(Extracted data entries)
■ ■ ■ ■ ■ ■ ■
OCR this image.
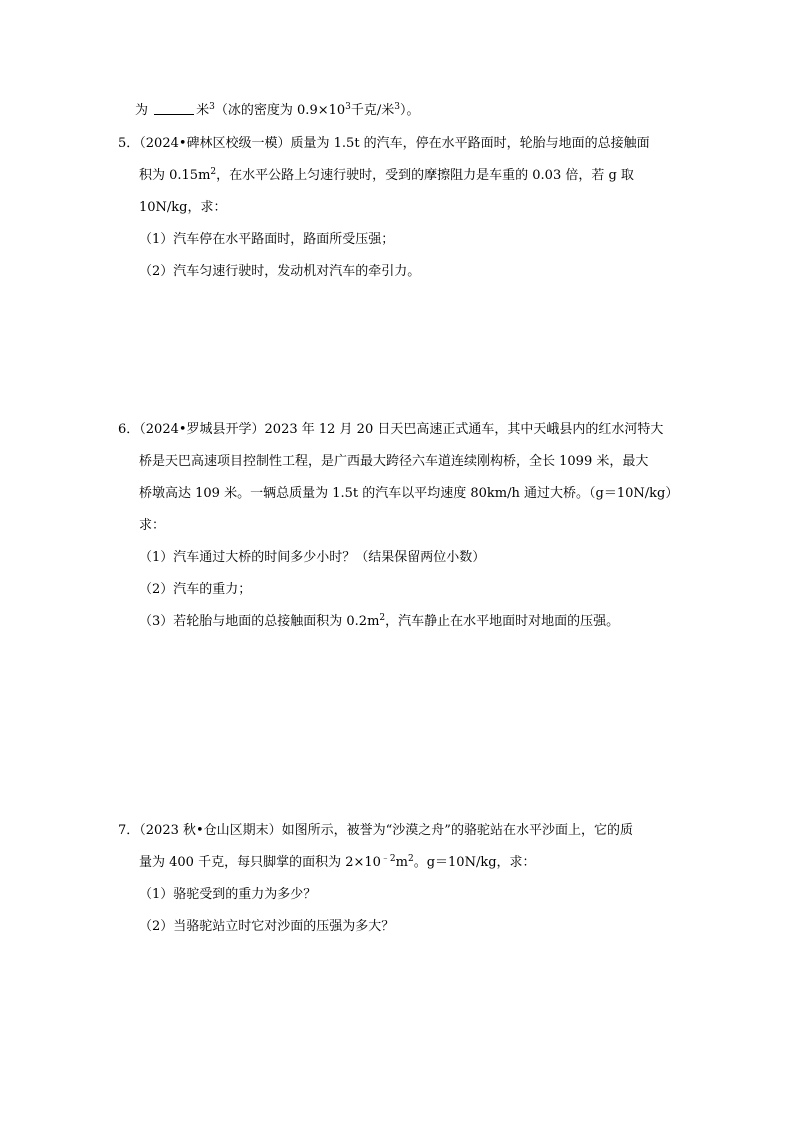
为	米$^3$（冰的密度为 $0.9\times 10^3$千克/米$^3$）。
5．（2024•碑林区校级一模）质量为 1.5t 的汽车，停在水平路面时，轮胎与地面的总接触面
积为 $0.15m^2$，在水平公路上匀速行驶时，受到的摩擦阻力是车重的 0.03 倍，若 g 取
10N/kg，求：
（1）汽车停在水平路面时，路面所受压强；
（2）汽车匀速行驶时，发动机对汽车的牵引力。
6．（2024•罗城县开学）2023 年 12 月 20 日天巴高速正式通车，其中天峨县内的红水河特大
桥是天巴高速项目控制性工程，是广西最大跨径六车道连续刚构桥，全长 1099 米，最大
桥墩高达 109 米。一辆总质量为 1.5t 的汽车以平均速度 80km/h 通过大桥。（g＝10N/kg）
求：
（1）汽车通过大桥的时间多少小时？（结果保留两位小数）
（2）汽车的重力；
（3）若轮胎与地面的总接触面积为 $0.2m^2$，汽车静止在水平地面时对地面的压强。
7．（2023 秋•仓山区期末）如图所示，被誉为“沙漠之舟”的骆驼站在水平沙面上，它的质
量为 400 千克，每只脚掌的面积为 $2\times 10^{﹣2}m^2$。g＝10N/kg，求：
（1）骆驼受到的重力为多少？
（2）当骆驼站立时它对沙面的压强为多大？
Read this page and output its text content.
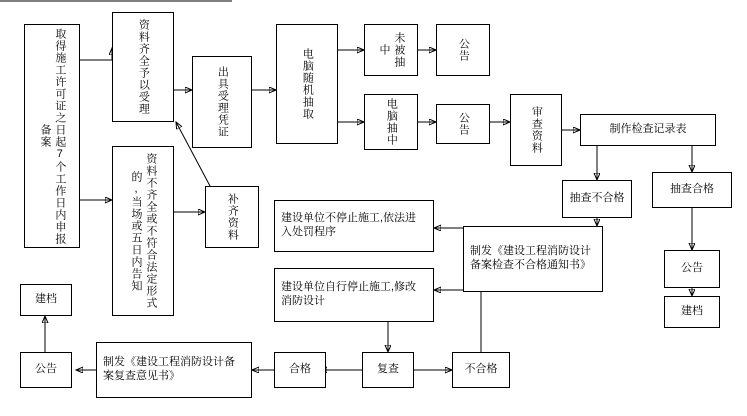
取得施工许可证之日起7个工作日内申报备案
资料齐全予以受理
资料不齐全或不符合法定形式的,当场或五日内告知
出具受理凭证
补齐资料
电脑随机抽取	未被抽中	公告
电脑抽中	公告	审查资料	制作检查记录表
抽查不合格
抽查合格
公告
建档
建设单位不停止施工,依法进入处罚程序
制发《建设工程消防设计备案检查不合格通知书》
建设单位自行停止施工,修改消防设计
建档
公告
制发《建设工程消防设计备案复查意见书》
合格	复查	不合格
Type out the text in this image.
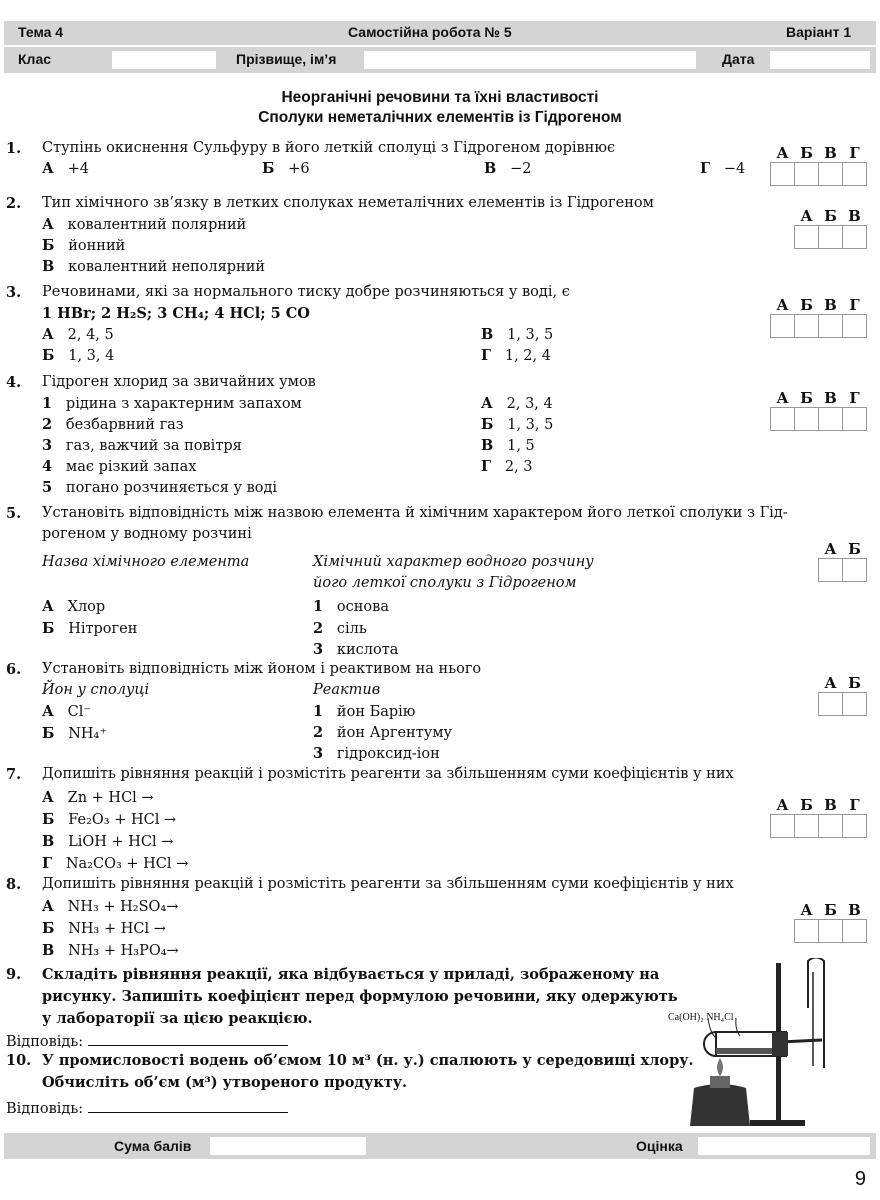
Тема 4	Самостійна робота № 5	Варіант 1
Клас	Прізвище, ім’я	Дата
Неорганічні речовини та їхні властивості
Сполуки неметалічних елементів із Гідрогеном
1. Ступінь окиснення Сульфуру в його леткій сполуці з Гідрогеном дорівнює
А +4	Б +6	В −2	Г −4
А	Б	В	Г

2. Тип хімічного зв’язку в летких сполуках неметалічних елементів із Гідрогеном
А ковалентний полярний
Б йонний
В ковалентний неполярний
А	Б	В

3. Речовинами, які за нормального тиску добре розчиняються у воді, є
1 HBr; 2 H₂S; 3 CH₄; 4 HCl; 5 CO
А 2, 4, 5
Б 1, 3, 4
В 1, 3, 5
Г 1, 2, 4
А	Б	В	Г

4. Гідроген хлорид за звичайних умов
1 рідина з характерним запахом
2 безбарвний газ
3 газ, важчий за повітря
4 має різкий запах
5 погано розчиняється у воді
А 2, 3, 4
Б 1, 3, 5
В 1, 5
Г 2, 3
А	Б	В	Г

5. Установіть відповідність між назвою елемента й хімічним характером його леткої сполуки з Гід-
рогеном у водному розчині
Назва хімічного елемента	Хімічний характер водного розчину
його леткої сполуки з Гідрогеном
А Хлор
Б Нітроген
1 основа
2 сіль
3 кислота
А	Б

6. Установіть відповідність між йоном і реактивом на нього
Йон у сполуці	Реактив
А Cl⁻
Б NH₄⁺
1 йон Барію
2 йон Аргентуму
3 гідроксид-іон
А	Б

7. Допишіть рівняння реакцій і розмістіть реагенти за збільшенням суми коефіцієнтів у них
А Zn + HCl →
Б Fe₂O₃ + HCl →
В LiOH + HCl →
Г Na₂CO₃ + HCl →
А	Б	В	Г

8. Допишіть рівняння реакцій і розмістіть реагенти за збільшенням суми коефіцієнтів у них
А NH₃ + H₂SO₄→
Б NH₃ + HCl →
В NH₃ + H₃PO₄→
А	Б	В

9. Складіть рівняння реакції, яка відбувається у приладі, зображеному на
рисунку. Запишіть коефіцієнт перед формулою речовини, яку одержують
у лабораторії за цією реакцією.
Відповідь:
10. У промисловості водень об’ємом 10 м³ (н. у.) спалюють у середовищі хлору.
Обчисліть об’єм (м³) утвореного продукту.
Відповідь:
Ca(OH)₂ NH₄Cl
Сума балів	Оцінка
9
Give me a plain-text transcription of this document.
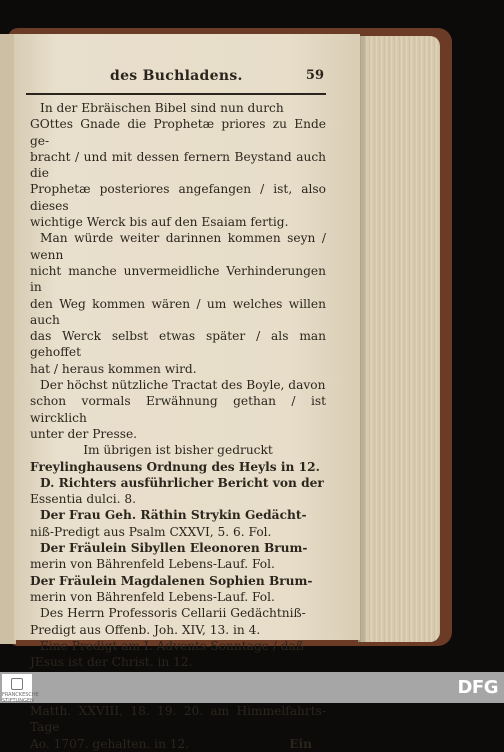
des Buchladens.	59

In der Ebräischen Bibel sind nun durch

GOttes Gnade die Prophetæ priores zu Ende ge-

bracht / und mit dessen fernern Beystand auch die

Prophetæ posteriores angefangen / ist, also dieses

wichtige Werck bis auf den Esaiam fertig.

Man würde weiter darinnen kommen seyn / wenn

nicht manche unvermeidliche Verhinderungen in

den Weg kommen wären / um welches willen auch

das Werck selbst etwas später / als man gehoffet

hat / heraus kommen wird.

Der höchst nützliche Tractat des Boyle, davon

schon vormals Erwähnung gethan / ist wircklich

unter der Presse.

Im übrigen ist bisher gedruckt

Freylinghausens Ordnung des Heyls in 12.

D. Richters ausführlicher Bericht von der

Essentia dulci. 8.

Der Frau Geh. Räthin Strykin Gedächt-

niß-Predigt aus Psalm CXXVI, 5. 6. Fol.

Der Fräulein Sibyllen Eleonoren Brum-

merin von Bährenfeld Lebens-Lauf. Fol.

Der Fräulein Magdalenen Sophien Brum-

merin von Bährenfeld Lebens-Lauf. Fol.

Des Herrn Professoris Cellarii Gedächtniß-

Predigt aus Offenb. Joh. XIV, 13. in 4.

Eine Predigt am I. Advents-Sonntage / daß

JEsus ist der Christ. in 12.

Matth. XXVIII, 18. 19. 20. am Himmelfahrts-Tage

Ao. 1707. gehalten. in 12.	Ein

FRANCKESCHE STIFTUNGEN
DFG
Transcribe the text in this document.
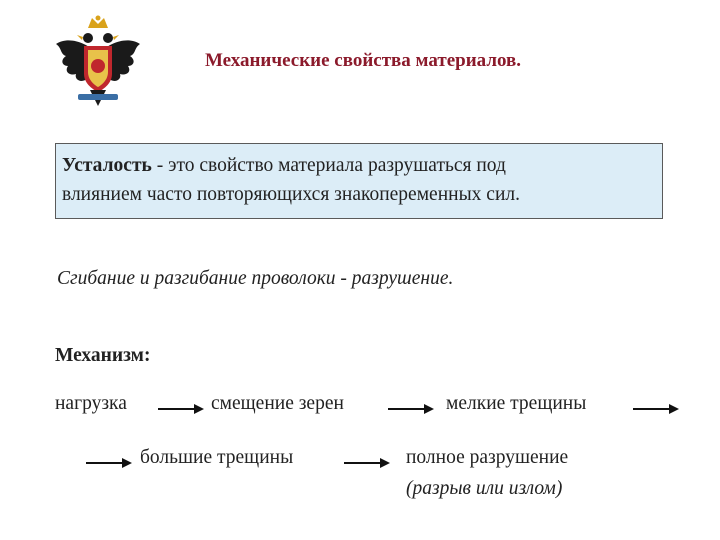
Механические свойства материалов.
Усталость - это свойство материала разрушаться под
влиянием часто повторяющихся знакопеременных сил.
Сгибание и разгибание проволоки - разрушение.
Механизм:
нагрузка	смещение зерен	мелкие трещины
большие трещины	полное разрушение
(разрыв или излом)
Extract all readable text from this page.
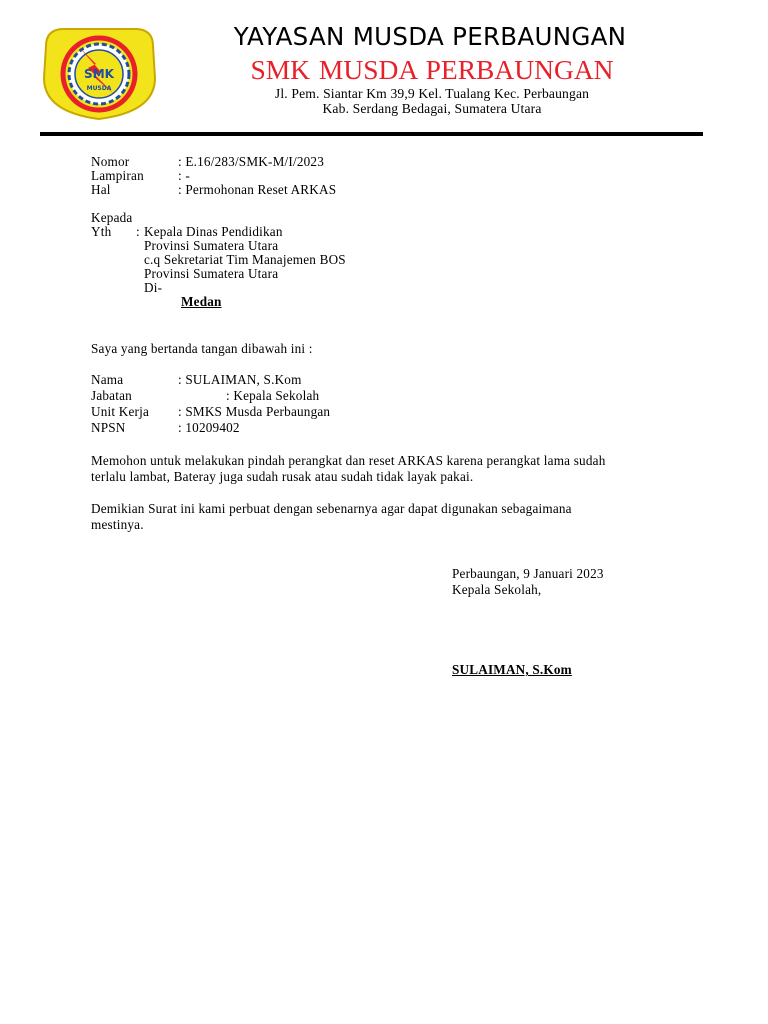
SMK
MUSDA
YAYASAN MUSDA PERBAUNGAN
SMK MUSDA PERBAUNGAN
Jl. Pem. Siantar Km 39,9 Kel. Tualang Kec. Perbaungan
Kab. Serdang Bedagai, Sumatera Utara
Nomor	: E.16/283/SMK-M/I/2023
Lampiran	: -
Hal	: Permohonan Reset ARKAS
Kepada
Yth : Kepala Dinas Pendidikan
Provinsi Sumatera Utara
c.q Sekretariat Tim Manajemen BOS
Provinsi Sumatera Utara
Di-
Medan
Saya yang bertanda tangan dibawah ini :
Nama	: SULAIMAN, S.Kom
Jabatan	: Kepala Sekolah
Unit Kerja : SMKS Musda Perbaungan
NPSN	: 10209402
Memohon untuk melakukan pindah perangkat dan reset ARKAS karena perangkat lama sudah
terlalu lambat, Bateray juga sudah rusak atau sudah tidak layak pakai.
Demikian Surat ini kami perbuat dengan sebenarnya agar dapat digunakan sebagaimana
mestinya.
Perbaungan, 9 Januari 2023
Kepala Sekolah,
SULAIMAN, S.Kom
■ ■ ■ ■ ■ ■ ■
(EXERCISE DESCRIPTION)
Transcribe the whole listing exactly. Pictures stay out of your copy.

(SOLUTION BELOW)
OCR this image.
为	米$^3$（冰的密度为 $0.9\times 10^3$千克/米$^3$）。
5．（2024•碑林区校级一模）质量为 1.5t 的汽车，停在水平路面时，轮胎与地面的总接触面
积为 $0.15m^2$，在水平公路上匀速行驶时，受到的摩擦阻力是车重的 0.03 倍，若 g 取
10N/kg，求：
（1）汽车停在水平路面时，路面所受压强；
（2）汽车匀速行驶时，发动机对汽车的牵引力。
6．（2024•罗城县开学）2023 年 12 月 20 日天巴高速正式通车，其中天峨县内的红水河特大
桥是天巴高速项目控制性工程，是广西最大跨径六车道连续刚构桥，全长 1099 米，最大
桥墩高达 109 米。一辆总质量为 1.5t 的汽车以平均速度 80km/h 通过大桥。（g＝10N/kg）
求：
（1）汽车通过大桥的时间多少小时？（结果保留两位小数）
（2）汽车的重力；
（3）若轮胎与地面的总接触面积为 $0.2m^2$，汽车静止在水平地面时对地面的压强。
7．（2023 秋•仓山区期末）如图所示，被誉为“沙漠之舟”的骆驼站在水平沙面上，它的质
量为 400 千克，每只脚掌的面积为 $2\times 10^{﹣2}m^2$。g＝10N/kg，求：
（1）骆驼受到的重力为多少？
（2）当骆驼站立时它对沙面的压强为多大？
Read this page and output its text content.
取得施工许可证之日起7个工作日内申报备案
资料齐全予以受理
资料不齐全或不符合法定形式的,当场或五日内告知
出具受理凭证
补齐资料
电脑随机抽取	未被抽中	公告
电脑抽中	公告	审查资料	制作检查记录表
抽查不合格
抽查合格
公告
建档
建设单位不停止施工,依法进入处罚程序
制发《建设工程消防设计备案检查不合格通知书》
建设单位自行停止施工,修改消防设计
建档
公告
制发《建设工程消防设计备案复查意见书》
合格	复查	不合格
Type out the text in this image.
Тема 4	Самостійна робота № 5	Варіант 1
Клас	Прізвище, ім’я	Дата
Неорганічні речовини та їхні властивості
Сполуки неметалічних елементів із Гідрогеном
1. Ступінь окиснення Сульфуру в його леткій сполуці з Гідрогеном дорівнює
А +4	Б +6	В −2	Г −4
А	Б	В	Г

2. Тип хімічного зв’язку в летких сполуках неметалічних елементів із Гідрогеном
А ковалентний полярний
Б йонний
В ковалентний неполярний
А	Б	В

3. Речовинами, які за нормального тиску добре розчиняються у воді, є
1 HBr; 2 H₂S; 3 CH₄; 4 HCl; 5 CO
А 2, 4, 5
Б 1, 3, 4
В 1, 3, 5
Г 1, 2, 4
А	Б	В	Г

4. Гідроген хлорид за звичайних умов
1 рідина з характерним запахом
2 безбарвний газ
3 газ, важчий за повітря
4 має різкий запах
5 погано розчиняється у воді
А 2, 3, 4
Б 1, 3, 5
В 1, 5
Г 2, 3
А	Б	В	Г

5. Установіть відповідність між назвою елемента й хімічним характером його леткої сполуки з Гід-
рогеном у водному розчині
Назва хімічного елемента	Хімічний характер водного розчину
його леткої сполуки з Гідрогеном
А Хлор
Б Нітроген
1 основа
2 сіль
3 кислота
А	Б

6. Установіть відповідність між йоном і реактивом на нього
Йон у сполуці	Реактив
А Cl⁻
Б NH₄⁺
1 йон Барію
2 йон Аргентуму
3 гідроксид-іон
А	Б

7. Допишіть рівняння реакцій і розмістіть реагенти за збільшенням суми коефіцієнтів у них
А Zn + HCl →
Б Fe₂O₃ + HCl →
В LiOH + HCl →
Г Na₂CO₃ + HCl →
А	Б	В	Г

8. Допишіть рівняння реакцій і розмістіть реагенти за збільшенням суми коефіцієнтів у них
А NH₃ + H₂SO₄→
Б NH₃ + HCl →
В NH₃ + H₃PO₄→
А	Б	В

9. Складіть рівняння реакції, яка відбувається у приладі, зображеному на
рисунку. Запишіть коефіцієнт перед формулою речовини, яку одержують
у лабораторії за цією реакцією.
Відповідь:
10. У промисловості водень об’ємом 10 м³ (н. у.) спалюють у середовищі хлору.
Обчисліть об’єм (м³) утвореного продукту.
Відповідь:
Ca(OH)₂ NH₄Cl
Сума балів	Оцінка
9
Give me a plain-text transcription of this document.
des Buchladens.	59

In der Ebräischen Bibel sind nun durch

GOttes Gnade die Prophetæ priores zu Ende ge-

bracht / und mit dessen fernern Beystand auch die

Prophetæ posteriores angefangen / ist, also dieses

wichtige Werck bis auf den Esaiam fertig.

Man würde weiter darinnen kommen seyn / wenn

nicht manche unvermeidliche Verhinderungen in

den Weg kommen wären / um welches willen auch

das Werck selbst etwas später / als man gehoffet

hat / heraus kommen wird.

Der höchst nützliche Tractat des Boyle, davon

schon vormals Erwähnung gethan / ist wircklich

unter der Presse.

Im übrigen ist bisher gedruckt

Freylinghausens Ordnung des Heyls in 12.

D. Richters ausführlicher Bericht von der

Essentia dulci. 8.

Der Frau Geh. Räthin Strykin Gedächt-

niß-Predigt aus Psalm CXXVI, 5. 6. Fol.

Der Fräulein Sibyllen Eleonoren Brum-

merin von Bährenfeld Lebens-Lauf. Fol.

Der Fräulein Magdalenen Sophien Brum-

merin von Bährenfeld Lebens-Lauf. Fol.

Des Herrn Professoris Cellarii Gedächtniß-

Predigt aus Offenb. Joh. XIV, 13. in 4.

Eine Predigt am I. Advents-Sonntage / daß

JEsus ist der Christ. in 12.

Matth. XXVIII, 18. 19. 20. am Himmelfahrts-Tage

Ao. 1707. gehalten. in 12.	Ein

FRANCKESCHE STIFTUNGEN
DFG
Transcribe the text in this document.
Механические свойства материалов.
Усталость - это свойство материала разрушаться под
влиянием часто повторяющихся знакопеременных сил.
Сгибание и разгибание проволоки - разрушение.
Механизм:
нагрузка	смещение зерен	мелкие трещины
большие трещины	полное разрушение
(разрыв или излом)
Extract all readable text from this page.
SMK
MUSDA
YAYASAN MUSDA PERBAUNGAN
SMK MUSDA PERBAUNGAN
Jl. Pem. Siantar Km 39,9 Kel. Tualang Kec. Perbaungan
Kab. Serdang Bedagai, Sumatera Utara
Nomor	: E.16/283/SMK-M/I/2023
Lampiran	: -
Hal	: Permohonan Reset ARKAS
Kepada
Yth : Kepala Dinas Pendidikan
Provinsi Sumatera Utara
c.q Sekretariat Tim Manajemen BOS
Provinsi Sumatera Utara
Di-
Medan
Saya yang bertanda tangan dibawah ini :
Nama	: SULAIMAN, S.Kom
Jabatan	: Kepala Sekolah
Unit Kerja : SMKS Musda Perbaungan
NPSN	: 10209402
Memohon untuk melakukan pindah perangkat dan reset ARKAS karena perangkat lama sudah
terlalu lambat, Bateray juga sudah rusak atau sudah tidak layak pakai.
Demikian Surat ini kami perbuat dengan sebenarnya agar dapat digunakan sebagaimana
mestinya.
Perbaungan, 9 Januari 2023
Kepala Sekolah,
SULAIMAN, S.Kom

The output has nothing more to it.